TASK INPUT:
******

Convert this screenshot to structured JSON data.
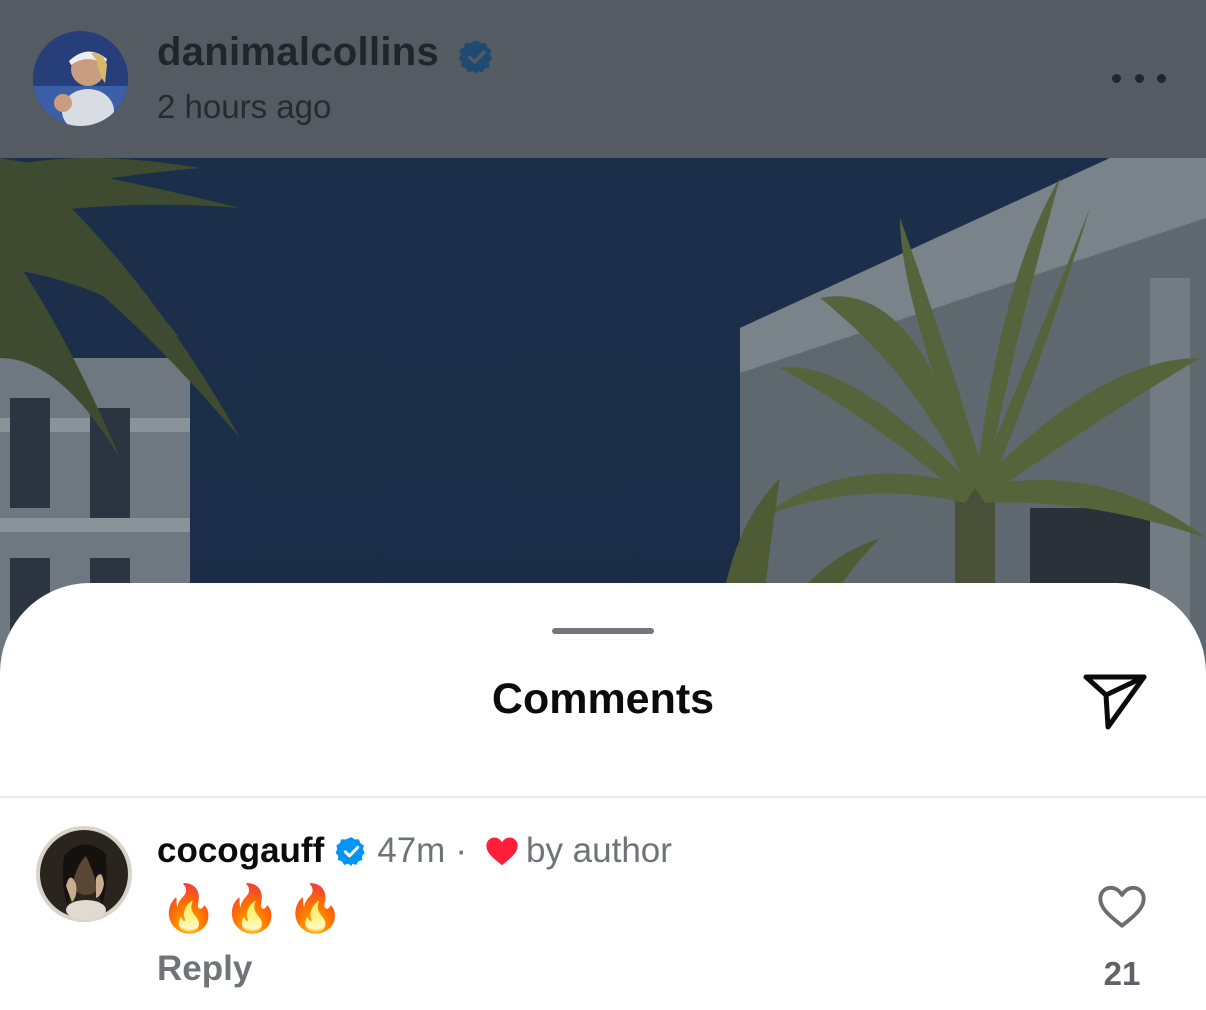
{
  "post": {
    "username": "danimalcollins",
    "verified": true,
    "timestamp": "2 hours ago",
    "more_icon": "more-horizontal-icon"
  },
  "sheet": {
    "title": "Comments",
    "share_icon": "send-icon"
  },
  "comment": {
    "username": "cocogauff",
    "verified": true,
    "time": "47m",
    "separator": "·",
    "liked_by_author_icon": "heart-filled-icon",
    "liked_by_author_label": "by author",
    "text": "🔥🔥🔥",
    "reply_label": "Reply",
    "like_icon": "heart-outline-icon",
    "like_count": "21"
  },
  "colors": {
    "verified_blue": "#0095f6",
    "heart_red": "#ff3040",
    "header_overlay": "#545b62"
  }
}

******

TO DO:
Every line above should be repeated exactly; pictures stay out of the copy.

SOLUTION:
Convert this screenshot to structured JSON data.
{
  "post": {
    "username": "danimalcollins",
    "verified": true,
    "timestamp": "2 hours ago",
    "more_icon": "more-horizontal-icon"
  },
  "sheet": {
    "title": "Comments",
    "share_icon": "send-icon"
  },
  "comment": {
    "username": "cocogauff",
    "verified": true,
    "time": "47m",
    "separator": "·",
    "liked_by_author_icon": "heart-filled-icon",
    "liked_by_author_label": "by author",
    "text": "🔥🔥🔥",
    "reply_label": "Reply",
    "like_icon": "heart-outline-icon",
    "like_count": "21"
  },
  "colors": {
    "verified_blue": "#0095f6",
    "heart_red": "#ff3040",
    "header_overlay": "#545b62"
  }
}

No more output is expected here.